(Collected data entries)
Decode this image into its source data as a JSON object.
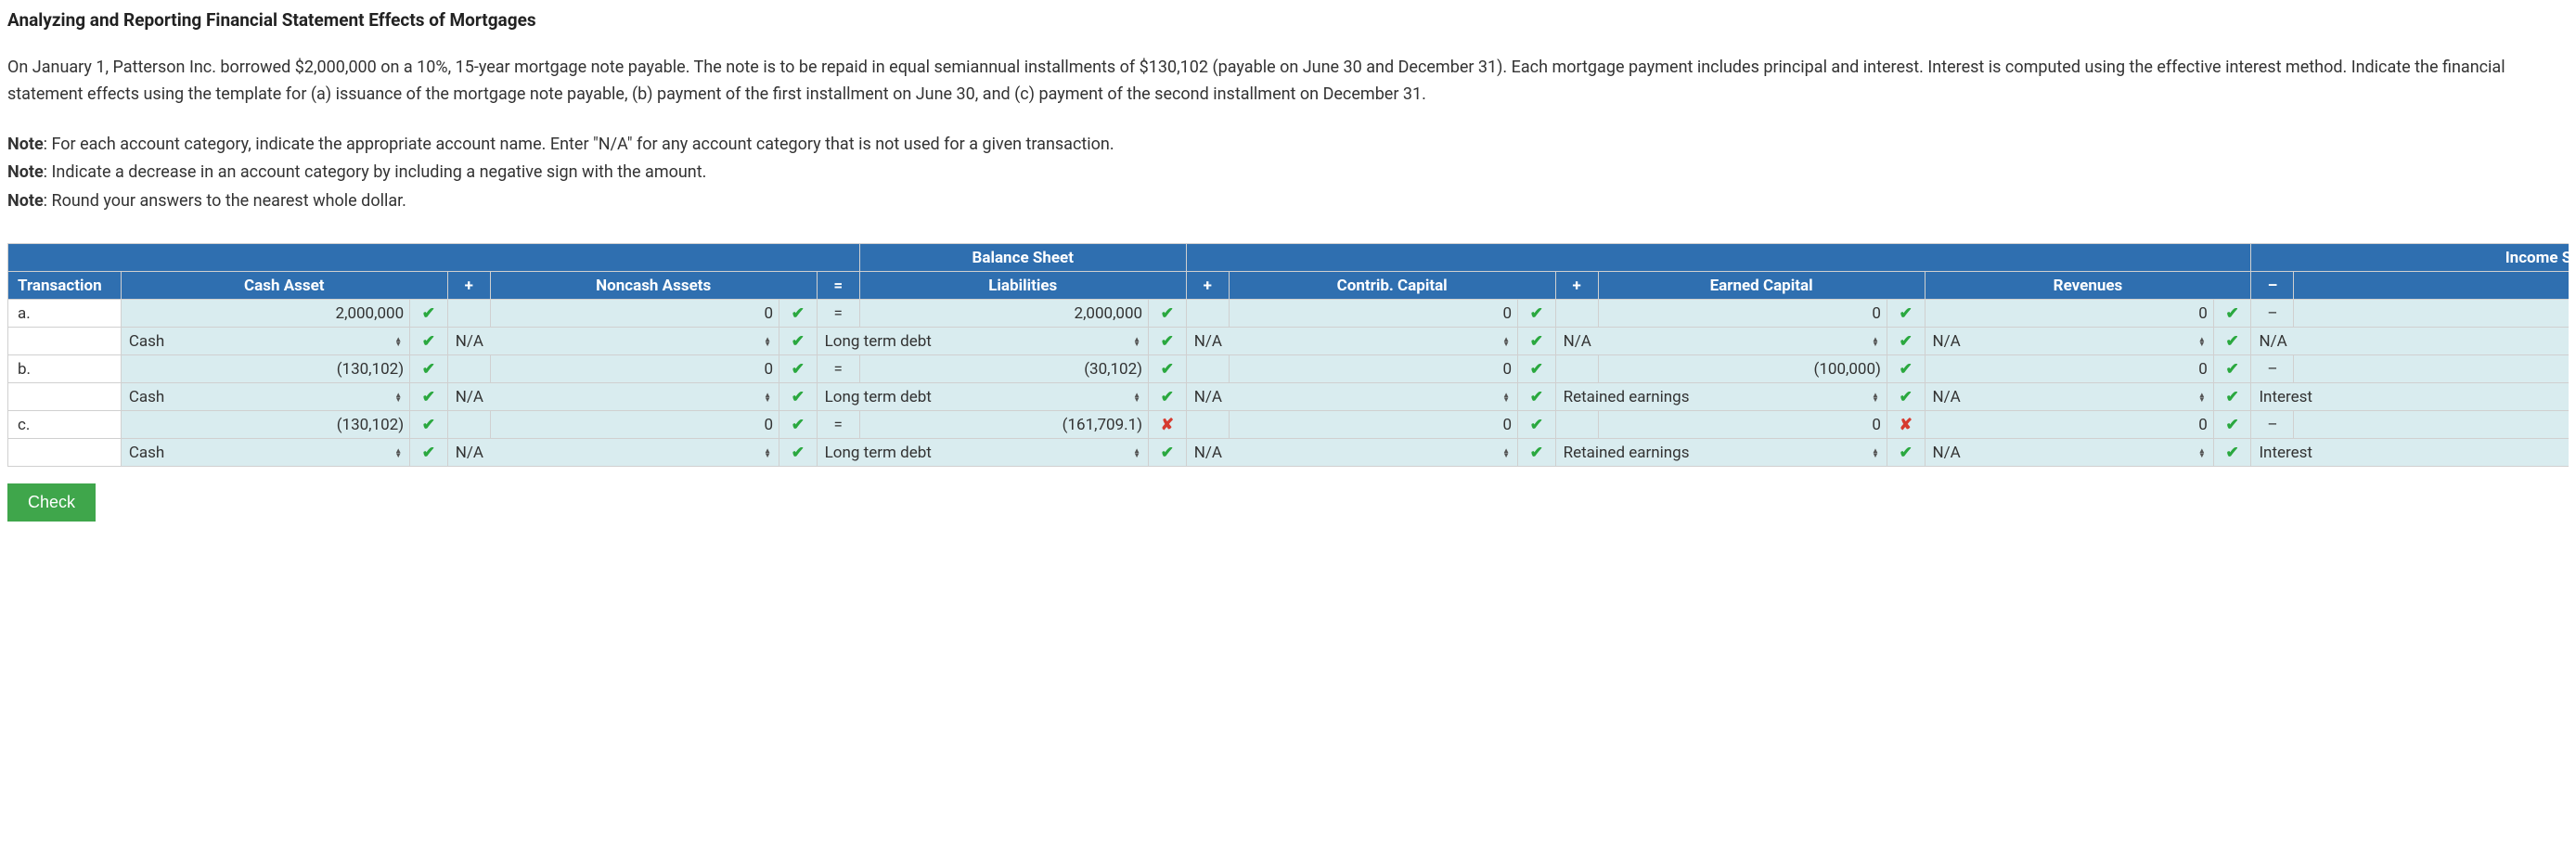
{
  "title": "Analyzing and Reporting Financial Statement Effects of Mortgages",
  "paragraph": "On January 1, Patterson Inc. borrowed $2,000,000 on a 10%, 15-year mortgage note payable. The note is to be repaid in equal semiannual installments of $130,102 (payable on June 30 and December 31). Each mortgage payment includes principal and interest. Interest is computed using the effective interest method. Indicate the financial statement effects using the template for (a) issuance of the mortgage note payable, (b) payment of the first installment on June 30, and (c) payment of the second installment on December 31.",
  "notes": {
    "label": "Note",
    "n1": ": For each account category, indicate the appropriate account name. Enter \"N/A\" for any account category that is not used for a given transaction.",
    "n2": ": Indicate a decrease in an account category by including a negative sign with the amount.",
    "n3": ": Round your answers to the nearest whole dollar."
  },
  "headers": {
    "balance_sheet": "Balance Sheet",
    "income_st": "Income St",
    "transaction": "Transaction",
    "cash_asset": "Cash Asset",
    "plus": "+",
    "noncash_assets": "Noncash Assets",
    "eq": "=",
    "liabilities": "Liabilities",
    "contrib_capital": "Contrib. Capital",
    "earned_capital": "Earned Capital",
    "revenues": "Revenues",
    "minus": "–"
  },
  "marks": {
    "ok": "✔",
    "bad": "✘"
  },
  "rows": {
    "a": {
      "label": "a.",
      "cash_amount": "2,000,000",
      "cash_ok": true,
      "noncash_amount": "0",
      "noncash_ok": true,
      "eq": "=",
      "liab_amount": "2,000,000",
      "liab_ok": true,
      "cc_amount": "0",
      "cc_ok": true,
      "ec_amount": "0",
      "ec_ok": true,
      "rev_amount": "0",
      "rev_ok": true,
      "minus": "–",
      "cash_acct": "Cash",
      "cash_acct_ok": true,
      "noncash_acct": "N/A",
      "noncash_acct_ok": true,
      "liab_acct": "Long term debt",
      "liab_acct_ok": true,
      "cc_acct": "N/A",
      "cc_acct_ok": true,
      "ec_acct": "N/A",
      "ec_acct_ok": true,
      "rev_acct": "N/A",
      "rev_acct_ok": true,
      "exp_acct": "N/A"
    },
    "b": {
      "label": "b.",
      "cash_amount": "(130,102)",
      "cash_ok": true,
      "noncash_amount": "0",
      "noncash_ok": true,
      "eq": "=",
      "liab_amount": "(30,102)",
      "liab_ok": true,
      "cc_amount": "0",
      "cc_ok": true,
      "ec_amount": "(100,000)",
      "ec_ok": true,
      "rev_amount": "0",
      "rev_ok": true,
      "minus": "–",
      "cash_acct": "Cash",
      "cash_acct_ok": true,
      "noncash_acct": "N/A",
      "noncash_acct_ok": true,
      "liab_acct": "Long term debt",
      "liab_acct_ok": true,
      "cc_acct": "N/A",
      "cc_acct_ok": true,
      "ec_acct": "Retained earnings",
      "ec_acct_ok": true,
      "rev_acct": "N/A",
      "rev_acct_ok": true,
      "exp_acct": "Interest"
    },
    "c": {
      "label": "c.",
      "cash_amount": "(130,102)",
      "cash_ok": true,
      "noncash_amount": "0",
      "noncash_ok": true,
      "eq": "=",
      "liab_amount": "(161,709.1)",
      "liab_ok": false,
      "cc_amount": "0",
      "cc_ok": true,
      "ec_amount": "0",
      "ec_ok": false,
      "rev_amount": "0",
      "rev_ok": true,
      "minus": "–",
      "cash_acct": "Cash",
      "cash_acct_ok": true,
      "noncash_acct": "N/A",
      "noncash_acct_ok": true,
      "liab_acct": "Long term debt",
      "liab_acct_ok": true,
      "cc_acct": "N/A",
      "cc_acct_ok": true,
      "ec_acct": "Retained earnings",
      "ec_acct_ok": true,
      "rev_acct": "N/A",
      "rev_acct_ok": true,
      "exp_acct": "Interest"
    }
  },
  "button_check": "Check"
}
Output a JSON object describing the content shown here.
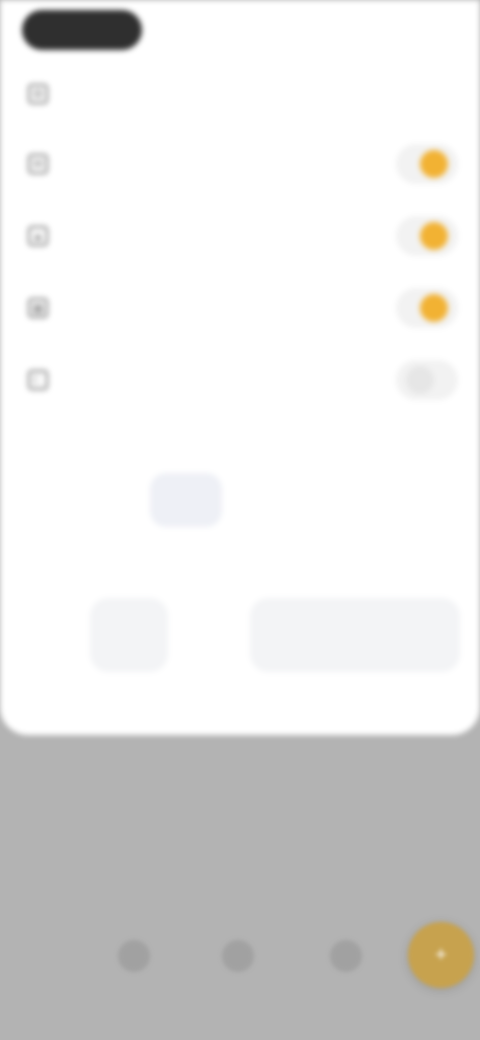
{
  "status": {
    "pill_text": "",
    "time": ""
  },
  "settings": {
    "items": [
      {
        "icon": "gear-icon",
        "label": "",
        "state": "none"
      },
      {
        "icon": "bell-icon",
        "label": "",
        "state": "on"
      },
      {
        "icon": "shield-icon",
        "label": "",
        "state": "on"
      },
      {
        "icon": "grid-icon",
        "label": "",
        "state": "on"
      },
      {
        "icon": "moon-icon",
        "label": "",
        "state": "off"
      }
    ],
    "section1_title": "",
    "segments": [
      {
        "label": "",
        "active": true
      },
      {
        "label": "",
        "active": false
      },
      {
        "label": "",
        "active": false
      }
    ],
    "section2_title": "",
    "buttons": {
      "left": "",
      "right": ""
    }
  },
  "bottom_nav": {
    "icons": [
      "home-icon",
      "search-icon",
      "chat-icon"
    ],
    "fab_icon": "plus-icon"
  },
  "colors": {
    "accent": "#f2b233",
    "scrim": "#b3b3b3",
    "sheet": "#ffffff"
  }
}
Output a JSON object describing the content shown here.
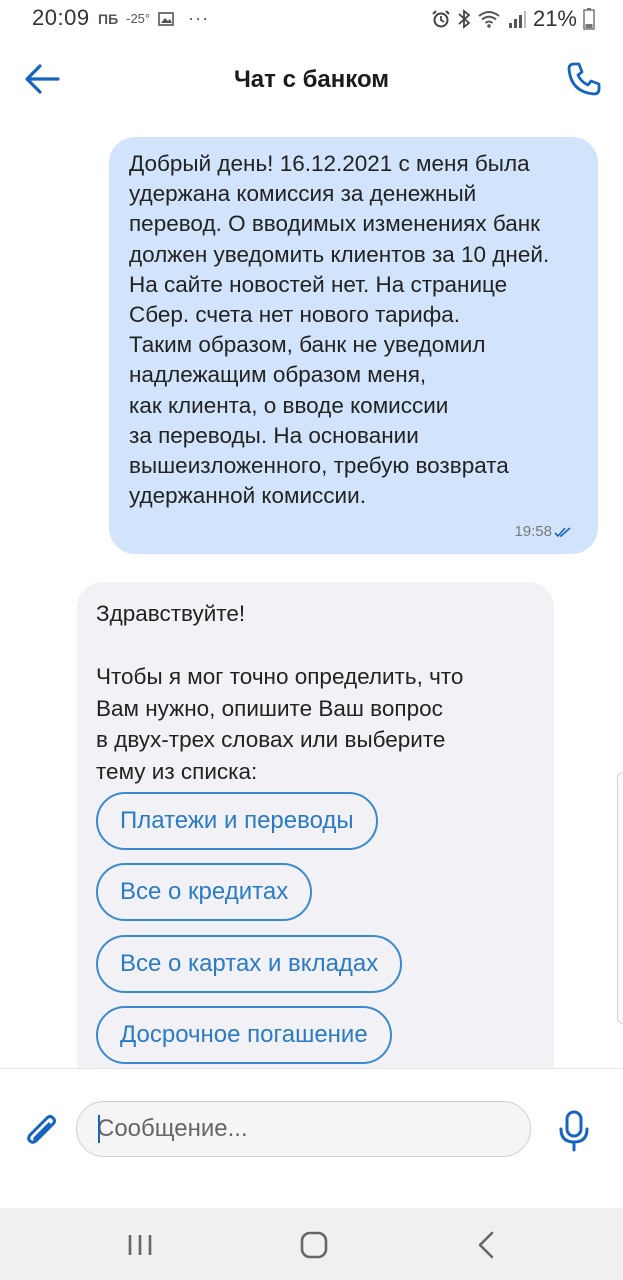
{
  "status_bar": {
    "time": "20:09",
    "left_label": "ПБ",
    "temperature": "-25°",
    "more": "···",
    "battery": "21%",
    "icons": [
      "image-icon",
      "alarm-icon",
      "bluetooth-icon",
      "wifi-icon",
      "signal-icon",
      "battery-icon"
    ]
  },
  "header": {
    "title": "Чат с банком",
    "back_icon": "arrow-left-icon",
    "call_icon": "phone-icon"
  },
  "messages": [
    {
      "direction": "outgoing",
      "text": "Добрый день! 16.12.2021 с меня была\nудержана комиссия за денежный\nперевод. О вводимых изменениях банк\nдолжен уведомить клиентов за 10 дней.\nНа сайте новостей нет. На странице\nСбер. счета нет нового тарифа.\nТаким образом, банк не уведомил\nнадлежащим образом меня,\nкак клиента, о вводе комиссии\nза переводы. На основании\nвышеизложенного, требую возврата\nудержанной комиссии.",
      "time": "19:58",
      "read_icon": "double-check-icon"
    },
    {
      "direction": "incoming",
      "text": "Здравствуйте!\n\nЧтобы я мог точно определить, что\nВам нужно, опишите Ваш вопрос\nв двух-трех словах или выберите\nтему из списка:",
      "options": [
        "Платежи и переводы",
        "Все о кредитах",
        "Все о картах и вкладах",
        "Досрочное погашение"
      ]
    }
  ],
  "composer": {
    "placeholder": "Сообщение...",
    "attach_icon": "paperclip-icon",
    "mic_icon": "microphone-icon"
  },
  "nav_bar": {
    "icons": [
      "recent-apps-icon",
      "home-icon",
      "back-icon"
    ]
  },
  "colors": {
    "accent": "#1565c0",
    "outgoing_bubble": "#d2e4fb",
    "incoming_bubble": "#f2f2f6",
    "chip_border": "#3a8ad0"
  }
}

▶ **Direction**
Search the entries for the string "Capital" and collect each line that has it.

▶ **Task answer**
    "contrib_capital": "Contrib. Capital",
    "earned_capital": "Earned Capital",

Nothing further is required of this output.